Data entries =
........

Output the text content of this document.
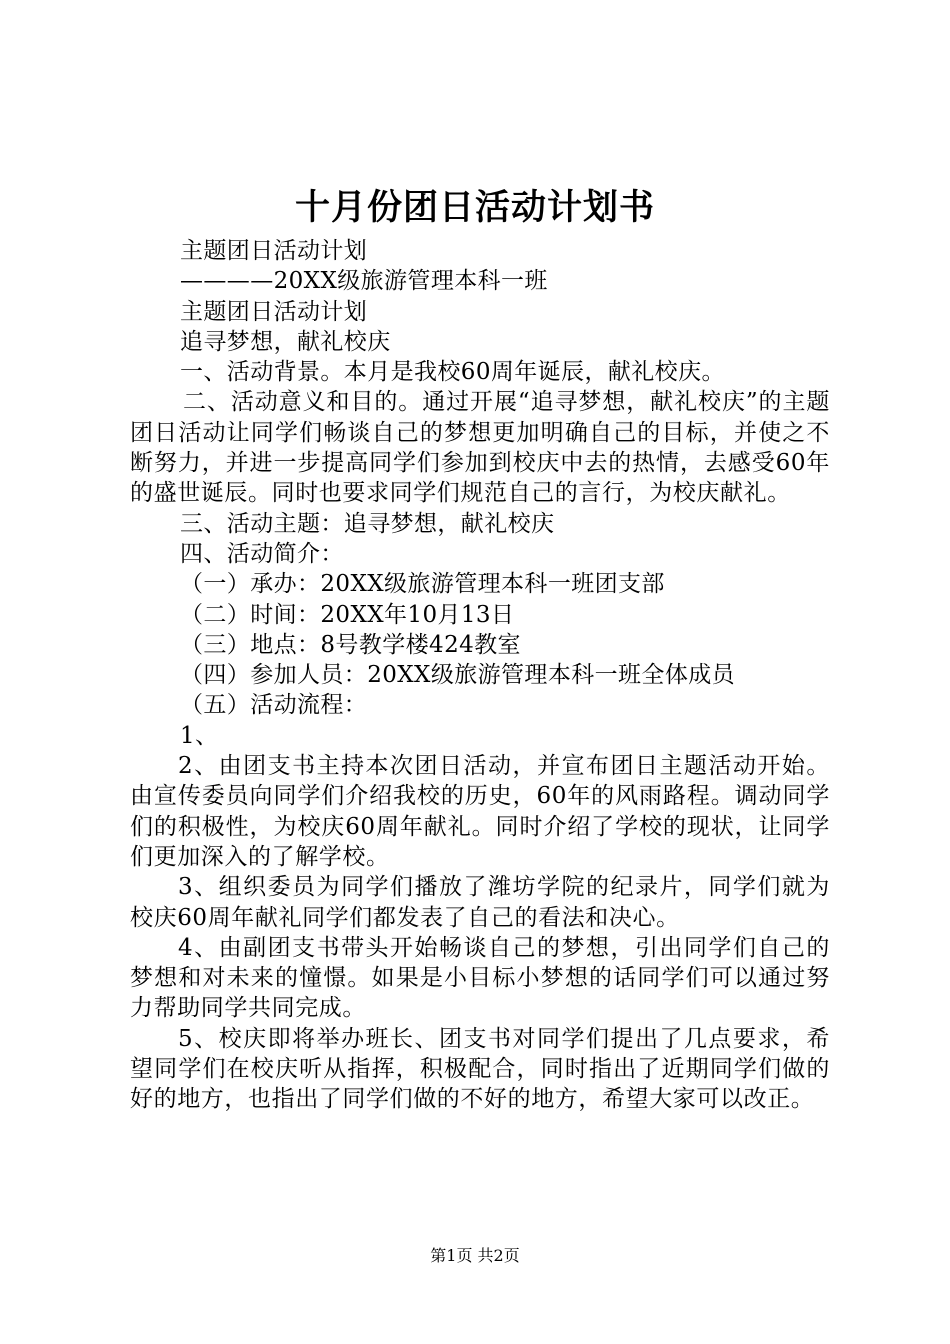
十月份团日活动计划书
主题团日活动计划
————20XX级旅游管理本科一班
主题团日活动计划
追寻梦想，献礼校庆
一、活动背景。本月是我校60周年诞辰，献礼校庆。
二、活动意义和目的。通过开展“追寻梦想，献礼校庆”的主题团日活动让同学们畅谈自己的梦想更加明确自己的目标，并使之不断努力，并进一步提高同学们参加到校庆中去的热情，去感受60年的盛世诞辰。同时也要求同学们规范自己的言行，为校庆献礼。
三、活动主题：追寻梦想，献礼校庆
四、活动简介：
（一）承办：20XX级旅游管理本科一班团支部
（二）时间：20XX年10月13日
（三）地点：8号教学楼424教室
（四）参加人员：20XX级旅游管理本科一班全体成员
（五）活动流程：
1、
2、由团支书主持本次团日活动，并宣布团日主题活动开始。由宣传委员向同学们介绍我校的历史，60年的风雨路程。调动同学们的积极性，为校庆60周年献礼。同时介绍了学校的现状，让同学们更加深入的了解学校。
3、组织委员为同学们播放了潍坊学院的纪录片，同学们就为校庆60周年献礼同学们都发表了自己的看法和决心。
4、由副团支书带头开始畅谈自己的梦想，引出同学们自己的梦想和对未来的憧憬。如果是小目标小梦想的话同学们可以通过努力帮助同学共同完成。
5、校庆即将举办班长、团支书对同学们提出了几点要求，希望同学们在校庆听从指挥，积极配合，同时指出了近期同学们做的好的地方，也指出了同学们做的不好的地方，希望大家可以改正。
第1页 共2页
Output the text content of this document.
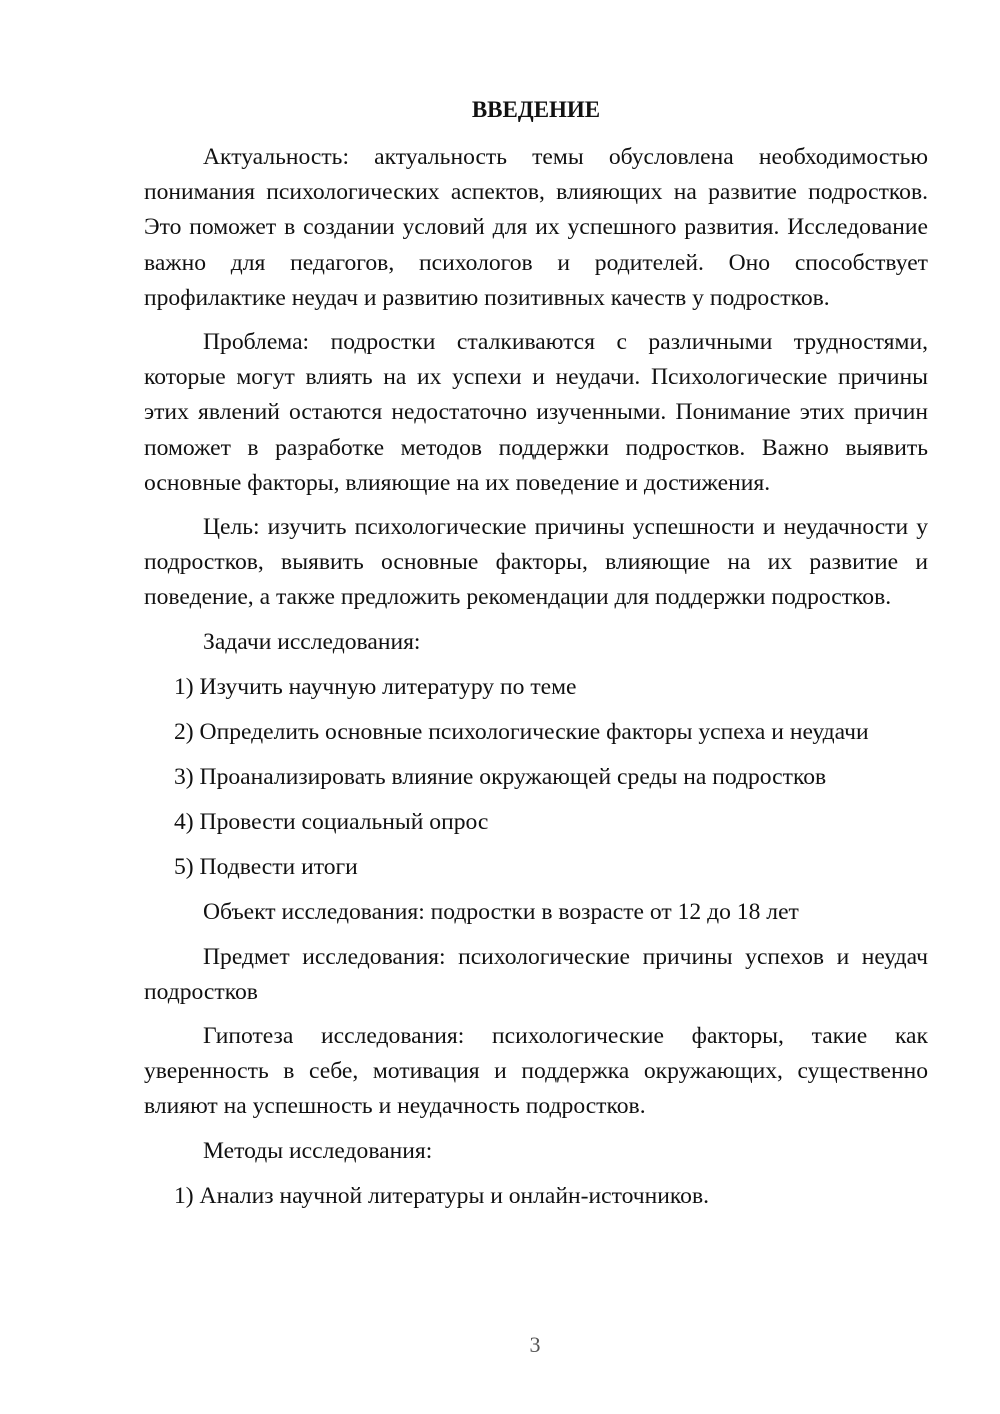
ВВЕДЕНИЕ

Актуальность: актуальность темы обусловлена необходимостью понимания психологических аспектов, влияющих на развитие подростков. Это поможет в создании условий для их успешного развития. Исследование важно для педагогов, психологов и родителей. Оно способствует профилактике неудач и развитию позитивных качеств у подростков.

Проблема: подростки сталкиваются с различными трудностями, которые могут влиять на их успехи и неудачи. Психологические причины этих явлений остаются недостаточно изученными. Понимание этих причин поможет в разработке методов поддержки подростков. Важно выявить основные факторы, влияющие на их поведение и достижения.

Цель: изучить психологические причины успешности и неудачности у подростков, выявить основные факторы, влияющие на их развитие и поведение, а также предложить рекомендации для поддержки подростков.

Задачи исследования:
1) Изучить научную литературу по теме
2) Определить основные психологические факторы успеха и неудачи
3) Проанализировать влияние окружающей среды на подростков
4) Провести социальный опрос
5) Подвести итоги
Объект исследования: подростки в возрасте от 12 до 18 лет

Предмет исследования: психологические причины успехов и неудач подростков

Гипотеза исследования: психологические факторы, такие как уверенность в себе, мотивация и поддержка окружающих, существенно влияют на успешность и неудачность подростков.

Методы исследования:
1) Анализ научной литературы и онлайн-источников.
3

........

Prompt = From the entries above, pull out each line that includes "подростки".

Written reply =
Проблема: подростки сталкиваются с различными трудностями, которые могут влиять на их успехи и неудачи. Психологические причины этих явлений остаются недостаточно изученными. Понимание этих причин поможет в разработке методов поддержки подростков. Важно выявить основные факторы, влияющие на их поведение и достижения.
Объект исследования: подростки в возрасте от 12 до 18 лет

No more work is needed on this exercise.